_Instruction_:
Every line must be returned precisely as it is written.

_Listed records_:
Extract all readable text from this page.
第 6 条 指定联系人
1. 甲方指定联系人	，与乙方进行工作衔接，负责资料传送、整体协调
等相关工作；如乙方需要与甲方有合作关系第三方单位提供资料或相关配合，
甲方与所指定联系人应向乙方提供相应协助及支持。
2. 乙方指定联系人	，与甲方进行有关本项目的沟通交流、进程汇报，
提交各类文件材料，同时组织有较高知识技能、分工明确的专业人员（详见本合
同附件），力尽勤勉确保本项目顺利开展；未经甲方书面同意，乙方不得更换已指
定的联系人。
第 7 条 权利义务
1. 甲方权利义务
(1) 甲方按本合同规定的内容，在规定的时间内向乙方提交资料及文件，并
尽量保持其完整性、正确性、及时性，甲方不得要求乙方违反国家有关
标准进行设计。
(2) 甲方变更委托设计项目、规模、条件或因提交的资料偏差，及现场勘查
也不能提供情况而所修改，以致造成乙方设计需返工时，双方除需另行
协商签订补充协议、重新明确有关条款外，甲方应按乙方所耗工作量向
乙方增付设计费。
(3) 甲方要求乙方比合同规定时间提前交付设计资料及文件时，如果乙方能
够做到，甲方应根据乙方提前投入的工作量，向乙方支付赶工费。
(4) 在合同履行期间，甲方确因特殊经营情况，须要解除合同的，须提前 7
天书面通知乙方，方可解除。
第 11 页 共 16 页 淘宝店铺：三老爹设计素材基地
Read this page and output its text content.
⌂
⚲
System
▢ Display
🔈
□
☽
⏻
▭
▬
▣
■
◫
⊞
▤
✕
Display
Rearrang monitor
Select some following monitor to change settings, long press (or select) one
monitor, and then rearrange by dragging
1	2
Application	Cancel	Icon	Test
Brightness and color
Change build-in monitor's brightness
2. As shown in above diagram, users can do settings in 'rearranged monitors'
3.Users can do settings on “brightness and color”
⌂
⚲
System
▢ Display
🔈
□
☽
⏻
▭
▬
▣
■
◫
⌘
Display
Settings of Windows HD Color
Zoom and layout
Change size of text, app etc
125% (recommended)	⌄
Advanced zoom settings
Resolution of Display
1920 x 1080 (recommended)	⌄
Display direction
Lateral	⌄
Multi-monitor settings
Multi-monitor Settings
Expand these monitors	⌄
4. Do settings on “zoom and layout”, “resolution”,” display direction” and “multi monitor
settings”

_Solved exercise_:
Extract all readable text from this page.
第 6 条 指定联系人
1. 甲方指定联系人	，与乙方进行工作衔接，负责资料传送、整体协调
等相关工作；如乙方需要与甲方有合作关系第三方单位提供资料或相关配合，
甲方与所指定联系人应向乙方提供相应协助及支持。
2. 乙方指定联系人	，与甲方进行有关本项目的沟通交流、进程汇报，
提交各类文件材料，同时组织有较高知识技能、分工明确的专业人员（详见本合
同附件），力尽勤勉确保本项目顺利开展；未经甲方书面同意，乙方不得更换已指
定的联系人。
第 7 条 权利义务
1. 甲方权利义务
(1) 甲方按本合同规定的内容，在规定的时间内向乙方提交资料及文件，并
尽量保持其完整性、正确性、及时性，甲方不得要求乙方违反国家有关
标准进行设计。
(2) 甲方变更委托设计项目、规模、条件或因提交的资料偏差，及现场勘查
也不能提供情况而所修改，以致造成乙方设计需返工时，双方除需另行
协商签订补充协议、重新明确有关条款外，甲方应按乙方所耗工作量向
乙方增付设计费。
(3) 甲方要求乙方比合同规定时间提前交付设计资料及文件时，如果乙方能
够做到，甲方应根据乙方提前投入的工作量，向乙方支付赶工费。
(4) 在合同履行期间，甲方确因特殊经营情况，须要解除合同的，须提前 7
天书面通知乙方，方可解除。
第 11 页 共 16 页 淘宝店铺：三老爹设计素材基地
Read this page and output its text content.
⌂
⚲
System
▢ Display
🔈
□
☽
⏻
▭
▬
▣
■
◫
⊞
▤
✕
Display
Rearrang monitor
Select some following monitor to change settings, long press (or select) one
monitor, and then rearrange by dragging
1	2
Application	Cancel	Icon	Test
Brightness and color
Change build-in monitor's brightness
2. As shown in above diagram, users can do settings in 'rearranged monitors'
3.Users can do settings on “brightness and color”
⌂
⚲
System
▢ Display
🔈
□
☽
⏻
▭
▬
▣
■
◫
⌘
Display
Settings of Windows HD Color
Zoom and layout
Change size of text, app etc
125% (recommended)	⌄
Advanced zoom settings
Resolution of Display
1920 x 1080 (recommended)	⌄
Display direction
Lateral	⌄
Multi-monitor settings
Multi-monitor Settings
Expand these monitors	⌄
4. Do settings on “zoom and layout”, “resolution”,” display direction” and “multi monitor
settings”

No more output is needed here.